What the exercise asks >>
Reproduce all of the listing below without alteration.

Material provided >>
***

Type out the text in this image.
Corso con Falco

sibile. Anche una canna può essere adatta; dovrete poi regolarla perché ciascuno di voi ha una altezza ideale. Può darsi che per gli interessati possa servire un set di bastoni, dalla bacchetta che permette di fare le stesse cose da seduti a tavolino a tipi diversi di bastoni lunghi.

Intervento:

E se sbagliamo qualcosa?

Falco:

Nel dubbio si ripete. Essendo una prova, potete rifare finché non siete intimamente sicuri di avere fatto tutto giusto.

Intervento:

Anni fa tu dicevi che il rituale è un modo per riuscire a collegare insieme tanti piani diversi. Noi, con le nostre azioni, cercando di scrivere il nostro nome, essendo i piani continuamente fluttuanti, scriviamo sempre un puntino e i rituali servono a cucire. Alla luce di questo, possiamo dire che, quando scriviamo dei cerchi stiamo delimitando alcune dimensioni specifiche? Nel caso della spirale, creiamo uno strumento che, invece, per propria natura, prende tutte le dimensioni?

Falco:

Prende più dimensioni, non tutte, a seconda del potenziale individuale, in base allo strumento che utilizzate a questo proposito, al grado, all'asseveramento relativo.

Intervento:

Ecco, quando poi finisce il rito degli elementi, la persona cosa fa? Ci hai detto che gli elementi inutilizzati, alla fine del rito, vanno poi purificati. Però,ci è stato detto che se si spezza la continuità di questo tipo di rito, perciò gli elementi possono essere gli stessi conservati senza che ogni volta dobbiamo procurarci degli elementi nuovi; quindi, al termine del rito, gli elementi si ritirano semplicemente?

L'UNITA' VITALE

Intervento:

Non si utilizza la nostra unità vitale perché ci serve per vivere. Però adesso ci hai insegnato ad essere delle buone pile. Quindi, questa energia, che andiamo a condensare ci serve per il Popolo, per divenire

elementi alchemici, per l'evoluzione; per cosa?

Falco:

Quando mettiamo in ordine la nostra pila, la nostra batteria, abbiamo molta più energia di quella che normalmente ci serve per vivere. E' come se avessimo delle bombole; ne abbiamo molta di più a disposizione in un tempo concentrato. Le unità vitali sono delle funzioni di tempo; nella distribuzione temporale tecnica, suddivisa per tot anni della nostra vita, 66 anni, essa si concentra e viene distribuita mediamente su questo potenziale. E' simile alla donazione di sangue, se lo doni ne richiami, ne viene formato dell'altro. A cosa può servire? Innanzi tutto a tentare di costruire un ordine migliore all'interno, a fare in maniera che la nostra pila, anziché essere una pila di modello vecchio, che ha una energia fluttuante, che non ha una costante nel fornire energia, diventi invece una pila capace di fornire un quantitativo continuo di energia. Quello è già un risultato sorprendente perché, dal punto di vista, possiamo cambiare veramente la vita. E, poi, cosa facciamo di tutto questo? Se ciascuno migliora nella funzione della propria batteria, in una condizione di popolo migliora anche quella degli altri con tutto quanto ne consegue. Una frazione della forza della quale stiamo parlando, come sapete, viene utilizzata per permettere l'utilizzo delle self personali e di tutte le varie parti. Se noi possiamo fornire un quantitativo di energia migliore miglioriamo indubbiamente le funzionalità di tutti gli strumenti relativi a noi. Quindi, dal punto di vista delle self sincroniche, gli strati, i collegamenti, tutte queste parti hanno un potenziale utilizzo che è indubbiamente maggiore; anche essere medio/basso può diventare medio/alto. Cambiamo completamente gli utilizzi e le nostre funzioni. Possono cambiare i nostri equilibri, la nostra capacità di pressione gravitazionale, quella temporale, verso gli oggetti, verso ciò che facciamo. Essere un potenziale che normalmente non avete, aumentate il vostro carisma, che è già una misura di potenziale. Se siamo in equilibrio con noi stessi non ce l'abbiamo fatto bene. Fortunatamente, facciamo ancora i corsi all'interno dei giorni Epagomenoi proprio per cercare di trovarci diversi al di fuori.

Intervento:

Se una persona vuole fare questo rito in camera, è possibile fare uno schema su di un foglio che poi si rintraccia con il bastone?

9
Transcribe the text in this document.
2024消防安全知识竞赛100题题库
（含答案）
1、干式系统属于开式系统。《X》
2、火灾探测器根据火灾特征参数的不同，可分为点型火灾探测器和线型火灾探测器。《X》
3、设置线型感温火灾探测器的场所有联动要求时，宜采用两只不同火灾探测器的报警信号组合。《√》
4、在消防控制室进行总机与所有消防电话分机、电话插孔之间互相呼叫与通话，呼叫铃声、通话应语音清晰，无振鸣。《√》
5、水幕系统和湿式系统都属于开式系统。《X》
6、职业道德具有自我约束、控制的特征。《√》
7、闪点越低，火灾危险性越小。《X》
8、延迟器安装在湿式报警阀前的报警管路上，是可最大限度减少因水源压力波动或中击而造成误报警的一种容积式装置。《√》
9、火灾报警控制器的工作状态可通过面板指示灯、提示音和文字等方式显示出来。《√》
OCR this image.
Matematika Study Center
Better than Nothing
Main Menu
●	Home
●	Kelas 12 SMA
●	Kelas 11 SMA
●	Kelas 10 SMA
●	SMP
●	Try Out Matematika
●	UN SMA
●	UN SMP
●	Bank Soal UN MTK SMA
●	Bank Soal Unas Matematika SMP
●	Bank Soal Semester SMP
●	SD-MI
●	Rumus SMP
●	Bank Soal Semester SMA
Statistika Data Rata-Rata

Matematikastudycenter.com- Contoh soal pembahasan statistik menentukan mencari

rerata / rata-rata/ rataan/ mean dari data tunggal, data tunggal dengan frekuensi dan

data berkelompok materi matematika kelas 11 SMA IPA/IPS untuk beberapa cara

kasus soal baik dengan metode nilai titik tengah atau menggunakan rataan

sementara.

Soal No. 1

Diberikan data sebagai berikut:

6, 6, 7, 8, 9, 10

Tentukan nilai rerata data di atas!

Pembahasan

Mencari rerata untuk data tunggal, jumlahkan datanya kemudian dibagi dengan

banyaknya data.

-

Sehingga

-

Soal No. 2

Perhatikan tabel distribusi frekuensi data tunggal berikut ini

***

Written answer >>
Type out the text in this image.
Corso con Falco

sibile. Anche una canna può essere adatta; dovrete poi regolarla perché ciascuno di voi ha una altezza ideale. Può darsi che per gli interessati possa servire un set di bastoni, dalla bacchetta che permette di fare le stesse cose da seduti a tavolino a tipi diversi di bastoni lunghi.

Intervento:

E se sbagliamo qualcosa?

Falco:

Nel dubbio si ripete. Essendo una prova, potete rifare finché non siete intimamente sicuri di avere fatto tutto giusto.

Intervento:

Anni fa tu dicevi che il rituale è un modo per riuscire a collegare insieme tanti piani diversi. Noi, con le nostre azioni, cercando di scrivere il nostro nome, essendo i piani continuamente fluttuanti, scriviamo sempre un puntino e i rituali servono a cucire. Alla luce di questo, possiamo dire che, quando scriviamo dei cerchi stiamo delimitando alcune dimensioni specifiche? Nel caso della spirale, creiamo uno strumento che, invece, per propria natura, prende tutte le dimensioni?

Falco:

Prende più dimensioni, non tutte, a seconda del potenziale individuale, in base allo strumento che utilizzate a questo proposito, al grado, all'asseveramento relativo.

Intervento:

Ecco, quando poi finisce il rito degli elementi, la persona cosa fa? Ci hai detto che gli elementi inutilizzati, alla fine del rito, vanno poi purificati. Però,ci è stato detto che se si spezza la continuità di questo tipo di rito, perciò gli elementi possono essere gli stessi conservati senza che ogni volta dobbiamo procurarci degli elementi nuovi; quindi, al termine del rito, gli elementi si ritirano semplicemente?

L'UNITA' VITALE

Intervento:

Non si utilizza la nostra unità vitale perché ci serve per vivere. Però adesso ci hai insegnato ad essere delle buone pile. Quindi, questa energia, che andiamo a condensare ci serve per il Popolo, per divenire

elementi alchemici, per l'evoluzione; per cosa?

Falco:

Quando mettiamo in ordine la nostra pila, la nostra batteria, abbiamo molta più energia di quella che normalmente ci serve per vivere. E' come se avessimo delle bombole; ne abbiamo molta di più a disposizione in un tempo concentrato. Le unità vitali sono delle funzioni di tempo; nella distribuzione temporale tecnica, suddivisa per tot anni della nostra vita, 66 anni, essa si concentra e viene distribuita mediamente su questo potenziale. E' simile alla donazione di sangue, se lo doni ne richiami, ne viene formato dell'altro. A cosa può servire? Innanzi tutto a tentare di costruire un ordine migliore all'interno, a fare in maniera che la nostra pila, anziché essere una pila di modello vecchio, che ha una energia fluttuante, che non ha una costante nel fornire energia, diventi invece una pila capace di fornire un quantitativo continuo di energia. Quello è già un risultato sorprendente perché, dal punto di vista, possiamo cambiare veramente la vita. E, poi, cosa facciamo di tutto questo? Se ciascuno migliora nella funzione della propria batteria, in una condizione di popolo migliora anche quella degli altri con tutto quanto ne consegue. Una frazione della forza della quale stiamo parlando, come sapete, viene utilizzata per permettere l'utilizzo delle self personali e di tutte le varie parti. Se noi possiamo fornire un quantitativo di energia migliore miglioriamo indubbiamente le funzionalità di tutti gli strumenti relativi a noi. Quindi, dal punto di vista delle self sincroniche, gli strati, i collegamenti, tutte queste parti hanno un potenziale utilizzo che è indubbiamente maggiore; anche essere medio/basso può diventare medio/alto. Cambiamo completamente gli utilizzi e le nostre funzioni. Possono cambiare i nostri equilibri, la nostra capacità di pressione gravitazionale, quella temporale, verso gli oggetti, verso ciò che facciamo. Essere un potenziale che normalmente non avete, aumentate il vostro carisma, che è già una misura di potenziale. Se siamo in equilibrio con noi stessi non ce l'abbiamo fatto bene. Fortunatamente, facciamo ancora i corsi all'interno dei giorni Epagomenoi proprio per cercare di trovarci diversi al di fuori.

Intervento:

Se una persona vuole fare questo rito in camera, è possibile fare uno schema su di un foglio che poi si rintraccia con il bastone?

9
Transcribe the text in this document.
2024消防安全知识竞赛100题题库
（含答案）
1、干式系统属于开式系统。《X》
2、火灾探测器根据火灾特征参数的不同，可分为点型火灾探测器和线型火灾探测器。《X》
3、设置线型感温火灾探测器的场所有联动要求时，宜采用两只不同火灾探测器的报警信号组合。《√》
4、在消防控制室进行总机与所有消防电话分机、电话插孔之间互相呼叫与通话，呼叫铃声、通话应语音清晰，无振鸣。《√》
5、水幕系统和湿式系统都属于开式系统。《X》
6、职业道德具有自我约束、控制的特征。《√》
7、闪点越低，火灾危险性越小。《X》
8、延迟器安装在湿式报警阀前的报警管路上，是可最大限度减少因水源压力波动或中击而造成误报警的一种容积式装置。《√》
9、火灾报警控制器的工作状态可通过面板指示灯、提示音和文字等方式显示出来。《√》
OCR this image.
Matematika Study Center
Better than Nothing
Main Menu
●	Home
●	Kelas 12 SMA
●	Kelas 11 SMA
●	Kelas 10 SMA
●	SMP
●	Try Out Matematika
●	UN SMA
●	UN SMP
●	Bank Soal UN MTK SMA
●	Bank Soal Unas Matematika SMP
●	Bank Soal Semester SMP
●	SD-MI
●	Rumus SMP
●	Bank Soal Semester SMA
Statistika Data Rata-Rata

Matematikastudycenter.com- Contoh soal pembahasan statistik menentukan mencari

rerata / rata-rata/ rataan/ mean dari data tunggal, data tunggal dengan frekuensi dan

data berkelompok materi matematika kelas 11 SMA IPA/IPS untuk beberapa cara

kasus soal baik dengan metode nilai titik tengah atau menggunakan rataan

sementara.

Soal No. 1

Diberikan data sebagai berikut:

6, 6, 7, 8, 9, 10

Tentukan nilai rerata data di atas!

Pembahasan

Mencari rerata untuk data tunggal, jumlahkan datanya kemudian dibagi dengan

banyaknya data.

-

Sehingga

-

Soal No. 2

Perhatikan tabel distribusi frekuensi data tunggal berikut ini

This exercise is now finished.